Problem description: Locate each line of the material that contains "tell", then return it.

Task material:
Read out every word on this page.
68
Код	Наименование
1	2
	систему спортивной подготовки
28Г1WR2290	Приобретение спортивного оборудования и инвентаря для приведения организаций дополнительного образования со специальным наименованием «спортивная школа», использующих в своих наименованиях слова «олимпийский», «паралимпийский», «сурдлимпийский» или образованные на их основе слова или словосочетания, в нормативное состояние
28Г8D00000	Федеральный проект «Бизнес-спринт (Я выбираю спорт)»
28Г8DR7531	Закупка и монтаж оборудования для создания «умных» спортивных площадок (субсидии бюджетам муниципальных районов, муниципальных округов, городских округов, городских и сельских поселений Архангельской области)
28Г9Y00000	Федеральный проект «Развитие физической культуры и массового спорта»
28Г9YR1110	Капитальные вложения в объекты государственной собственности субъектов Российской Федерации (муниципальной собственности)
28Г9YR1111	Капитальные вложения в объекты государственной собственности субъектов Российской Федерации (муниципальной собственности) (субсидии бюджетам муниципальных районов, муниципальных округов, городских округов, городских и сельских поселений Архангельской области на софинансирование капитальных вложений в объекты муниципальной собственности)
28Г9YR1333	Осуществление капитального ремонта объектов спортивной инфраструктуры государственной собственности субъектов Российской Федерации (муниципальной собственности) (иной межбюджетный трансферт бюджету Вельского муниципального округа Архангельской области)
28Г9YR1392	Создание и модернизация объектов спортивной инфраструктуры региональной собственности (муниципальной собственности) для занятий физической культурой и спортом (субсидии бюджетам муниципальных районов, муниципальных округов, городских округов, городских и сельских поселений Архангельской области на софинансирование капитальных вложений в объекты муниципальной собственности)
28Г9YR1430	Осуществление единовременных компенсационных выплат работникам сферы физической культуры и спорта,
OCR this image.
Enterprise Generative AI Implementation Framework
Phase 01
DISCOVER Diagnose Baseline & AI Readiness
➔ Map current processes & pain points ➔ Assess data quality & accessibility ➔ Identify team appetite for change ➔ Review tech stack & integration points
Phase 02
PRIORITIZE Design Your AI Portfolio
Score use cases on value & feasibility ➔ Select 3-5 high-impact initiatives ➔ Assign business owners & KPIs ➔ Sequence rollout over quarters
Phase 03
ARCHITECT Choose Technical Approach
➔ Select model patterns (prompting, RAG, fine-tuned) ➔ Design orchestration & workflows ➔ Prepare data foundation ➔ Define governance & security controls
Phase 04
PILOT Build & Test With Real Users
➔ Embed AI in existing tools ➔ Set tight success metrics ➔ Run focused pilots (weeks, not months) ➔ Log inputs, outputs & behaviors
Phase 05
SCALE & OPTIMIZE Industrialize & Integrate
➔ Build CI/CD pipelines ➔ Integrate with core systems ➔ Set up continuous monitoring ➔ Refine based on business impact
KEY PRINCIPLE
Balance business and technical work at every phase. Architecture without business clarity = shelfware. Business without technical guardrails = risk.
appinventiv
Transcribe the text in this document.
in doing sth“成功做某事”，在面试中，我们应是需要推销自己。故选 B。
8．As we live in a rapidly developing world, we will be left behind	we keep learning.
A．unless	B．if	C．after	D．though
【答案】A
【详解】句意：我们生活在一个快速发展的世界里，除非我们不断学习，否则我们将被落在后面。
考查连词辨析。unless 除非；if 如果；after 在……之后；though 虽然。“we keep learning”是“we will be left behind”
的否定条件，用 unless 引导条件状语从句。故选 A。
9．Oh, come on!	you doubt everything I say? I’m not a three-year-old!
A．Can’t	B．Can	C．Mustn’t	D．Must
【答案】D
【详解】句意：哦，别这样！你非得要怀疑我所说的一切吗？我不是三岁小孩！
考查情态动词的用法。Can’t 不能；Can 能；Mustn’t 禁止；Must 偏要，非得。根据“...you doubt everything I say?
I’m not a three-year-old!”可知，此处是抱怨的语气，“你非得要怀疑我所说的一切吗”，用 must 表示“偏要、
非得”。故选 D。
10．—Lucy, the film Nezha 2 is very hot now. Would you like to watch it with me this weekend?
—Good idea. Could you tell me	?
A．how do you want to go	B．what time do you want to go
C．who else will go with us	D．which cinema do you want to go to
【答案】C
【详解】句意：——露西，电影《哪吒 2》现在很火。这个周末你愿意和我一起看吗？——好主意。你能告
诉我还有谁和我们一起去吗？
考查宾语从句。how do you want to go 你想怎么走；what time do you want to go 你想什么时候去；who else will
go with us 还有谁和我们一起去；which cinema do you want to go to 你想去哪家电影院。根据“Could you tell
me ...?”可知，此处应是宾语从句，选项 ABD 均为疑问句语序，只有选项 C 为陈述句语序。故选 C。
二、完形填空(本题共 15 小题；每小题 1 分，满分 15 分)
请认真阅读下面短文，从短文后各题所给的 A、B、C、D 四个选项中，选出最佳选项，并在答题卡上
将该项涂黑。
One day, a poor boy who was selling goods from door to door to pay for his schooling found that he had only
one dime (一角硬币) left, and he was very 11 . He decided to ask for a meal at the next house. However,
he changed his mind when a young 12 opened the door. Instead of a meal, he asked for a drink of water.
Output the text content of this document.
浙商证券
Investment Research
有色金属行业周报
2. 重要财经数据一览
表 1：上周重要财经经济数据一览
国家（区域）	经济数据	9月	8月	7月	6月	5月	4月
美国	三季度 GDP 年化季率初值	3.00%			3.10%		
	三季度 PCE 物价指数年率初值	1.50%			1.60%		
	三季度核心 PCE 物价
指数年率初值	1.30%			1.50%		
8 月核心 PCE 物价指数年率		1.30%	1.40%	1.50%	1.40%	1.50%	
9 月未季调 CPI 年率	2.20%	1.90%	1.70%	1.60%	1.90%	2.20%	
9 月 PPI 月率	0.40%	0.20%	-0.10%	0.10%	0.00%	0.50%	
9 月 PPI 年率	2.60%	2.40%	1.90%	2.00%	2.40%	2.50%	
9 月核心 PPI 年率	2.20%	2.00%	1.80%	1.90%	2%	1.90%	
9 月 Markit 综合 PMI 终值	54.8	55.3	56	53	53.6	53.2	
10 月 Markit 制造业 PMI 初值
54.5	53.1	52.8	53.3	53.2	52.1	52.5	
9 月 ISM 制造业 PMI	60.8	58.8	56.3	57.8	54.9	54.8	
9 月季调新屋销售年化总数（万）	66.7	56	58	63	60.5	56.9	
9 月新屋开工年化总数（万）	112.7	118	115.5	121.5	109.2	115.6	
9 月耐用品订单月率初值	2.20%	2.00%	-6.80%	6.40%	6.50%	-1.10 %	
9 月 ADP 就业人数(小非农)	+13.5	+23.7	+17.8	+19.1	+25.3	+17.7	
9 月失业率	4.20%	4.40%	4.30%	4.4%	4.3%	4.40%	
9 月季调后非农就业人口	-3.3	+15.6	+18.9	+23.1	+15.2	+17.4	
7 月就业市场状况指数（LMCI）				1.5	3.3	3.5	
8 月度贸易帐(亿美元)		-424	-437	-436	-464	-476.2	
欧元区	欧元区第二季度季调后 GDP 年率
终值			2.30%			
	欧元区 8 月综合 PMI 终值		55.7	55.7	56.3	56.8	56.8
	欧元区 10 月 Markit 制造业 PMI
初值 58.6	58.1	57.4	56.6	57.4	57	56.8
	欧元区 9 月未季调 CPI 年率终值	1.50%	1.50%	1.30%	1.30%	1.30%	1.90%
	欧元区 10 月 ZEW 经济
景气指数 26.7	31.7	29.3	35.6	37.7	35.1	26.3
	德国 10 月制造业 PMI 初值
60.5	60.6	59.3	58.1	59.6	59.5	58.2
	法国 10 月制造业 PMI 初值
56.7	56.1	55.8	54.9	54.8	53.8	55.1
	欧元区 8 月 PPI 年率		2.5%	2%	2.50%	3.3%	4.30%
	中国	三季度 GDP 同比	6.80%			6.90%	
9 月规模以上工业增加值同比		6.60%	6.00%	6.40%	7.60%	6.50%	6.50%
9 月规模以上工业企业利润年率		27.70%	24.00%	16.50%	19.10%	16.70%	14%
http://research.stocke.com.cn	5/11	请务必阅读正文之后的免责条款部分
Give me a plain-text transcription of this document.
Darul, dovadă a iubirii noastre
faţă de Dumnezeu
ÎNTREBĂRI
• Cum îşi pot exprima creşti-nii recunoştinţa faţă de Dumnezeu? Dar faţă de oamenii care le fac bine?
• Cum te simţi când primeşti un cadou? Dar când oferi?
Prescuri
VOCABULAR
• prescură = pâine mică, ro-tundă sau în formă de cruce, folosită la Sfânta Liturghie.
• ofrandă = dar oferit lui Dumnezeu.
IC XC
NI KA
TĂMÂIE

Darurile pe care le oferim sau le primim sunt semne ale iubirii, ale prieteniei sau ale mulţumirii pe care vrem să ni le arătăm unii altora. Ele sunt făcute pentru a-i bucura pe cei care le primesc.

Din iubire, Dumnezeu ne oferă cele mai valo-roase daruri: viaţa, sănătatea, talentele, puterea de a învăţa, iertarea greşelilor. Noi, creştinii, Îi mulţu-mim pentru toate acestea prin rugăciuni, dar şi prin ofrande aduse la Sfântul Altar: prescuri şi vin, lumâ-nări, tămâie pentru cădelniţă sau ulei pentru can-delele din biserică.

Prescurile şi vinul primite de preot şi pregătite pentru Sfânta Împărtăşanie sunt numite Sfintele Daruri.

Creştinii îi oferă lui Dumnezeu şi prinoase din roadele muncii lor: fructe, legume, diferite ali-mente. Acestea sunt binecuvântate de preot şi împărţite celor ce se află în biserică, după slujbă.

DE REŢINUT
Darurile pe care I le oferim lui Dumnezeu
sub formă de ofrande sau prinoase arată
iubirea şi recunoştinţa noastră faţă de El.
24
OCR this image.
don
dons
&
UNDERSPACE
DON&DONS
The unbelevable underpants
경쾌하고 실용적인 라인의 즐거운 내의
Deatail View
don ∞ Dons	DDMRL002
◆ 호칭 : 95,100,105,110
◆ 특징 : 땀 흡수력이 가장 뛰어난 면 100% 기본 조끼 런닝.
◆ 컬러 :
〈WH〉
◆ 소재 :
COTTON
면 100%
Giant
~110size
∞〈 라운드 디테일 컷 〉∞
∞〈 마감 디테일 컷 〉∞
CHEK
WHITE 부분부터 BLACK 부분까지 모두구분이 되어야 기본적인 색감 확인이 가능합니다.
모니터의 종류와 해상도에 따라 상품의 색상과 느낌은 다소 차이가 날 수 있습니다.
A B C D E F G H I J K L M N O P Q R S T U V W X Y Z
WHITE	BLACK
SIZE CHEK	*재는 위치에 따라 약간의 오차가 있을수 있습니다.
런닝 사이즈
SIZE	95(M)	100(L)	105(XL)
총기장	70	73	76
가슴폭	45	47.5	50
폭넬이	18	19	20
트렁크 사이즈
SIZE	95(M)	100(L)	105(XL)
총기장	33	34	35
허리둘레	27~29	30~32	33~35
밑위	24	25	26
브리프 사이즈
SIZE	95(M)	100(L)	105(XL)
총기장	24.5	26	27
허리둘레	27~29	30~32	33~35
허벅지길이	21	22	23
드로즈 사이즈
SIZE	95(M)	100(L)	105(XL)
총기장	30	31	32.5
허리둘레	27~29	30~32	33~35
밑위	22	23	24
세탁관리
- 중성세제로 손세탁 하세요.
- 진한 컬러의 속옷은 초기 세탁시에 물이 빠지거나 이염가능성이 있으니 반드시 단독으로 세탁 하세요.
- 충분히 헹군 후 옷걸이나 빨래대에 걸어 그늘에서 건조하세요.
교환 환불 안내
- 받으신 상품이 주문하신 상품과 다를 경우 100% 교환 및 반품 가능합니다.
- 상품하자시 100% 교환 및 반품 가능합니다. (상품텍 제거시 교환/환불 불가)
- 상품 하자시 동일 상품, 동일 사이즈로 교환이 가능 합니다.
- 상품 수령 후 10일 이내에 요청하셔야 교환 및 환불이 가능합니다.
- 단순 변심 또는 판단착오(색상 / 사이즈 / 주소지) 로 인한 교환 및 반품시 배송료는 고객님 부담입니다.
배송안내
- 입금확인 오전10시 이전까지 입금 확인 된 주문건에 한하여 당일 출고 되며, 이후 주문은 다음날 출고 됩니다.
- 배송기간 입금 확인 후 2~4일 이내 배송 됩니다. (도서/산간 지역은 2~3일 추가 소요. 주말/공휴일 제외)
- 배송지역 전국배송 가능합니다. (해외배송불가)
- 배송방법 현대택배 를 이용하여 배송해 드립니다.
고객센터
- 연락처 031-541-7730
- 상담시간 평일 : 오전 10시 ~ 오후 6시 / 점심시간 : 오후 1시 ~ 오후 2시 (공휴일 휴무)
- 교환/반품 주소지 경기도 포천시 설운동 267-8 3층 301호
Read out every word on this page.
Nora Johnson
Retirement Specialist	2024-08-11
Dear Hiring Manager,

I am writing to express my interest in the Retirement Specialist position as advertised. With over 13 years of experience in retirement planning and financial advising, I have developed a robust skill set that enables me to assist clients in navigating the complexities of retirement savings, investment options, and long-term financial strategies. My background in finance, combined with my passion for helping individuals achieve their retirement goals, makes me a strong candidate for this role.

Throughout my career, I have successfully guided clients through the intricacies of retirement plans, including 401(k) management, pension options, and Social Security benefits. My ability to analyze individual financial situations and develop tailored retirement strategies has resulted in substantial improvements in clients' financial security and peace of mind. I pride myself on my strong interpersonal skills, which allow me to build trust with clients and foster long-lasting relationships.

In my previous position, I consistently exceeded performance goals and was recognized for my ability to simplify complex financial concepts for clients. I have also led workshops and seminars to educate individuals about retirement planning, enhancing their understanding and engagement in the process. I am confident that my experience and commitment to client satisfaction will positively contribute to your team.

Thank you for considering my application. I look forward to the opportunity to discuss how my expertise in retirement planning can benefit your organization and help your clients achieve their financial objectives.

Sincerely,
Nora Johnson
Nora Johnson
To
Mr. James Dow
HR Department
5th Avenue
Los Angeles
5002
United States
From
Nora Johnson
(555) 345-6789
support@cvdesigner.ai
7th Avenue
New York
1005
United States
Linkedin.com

Exercise output:
—Good idea. Could you tell me	?
go with us 还有谁和我们一起去；which cinema do you want to go to 你想去哪家电影院。根据“Could you tell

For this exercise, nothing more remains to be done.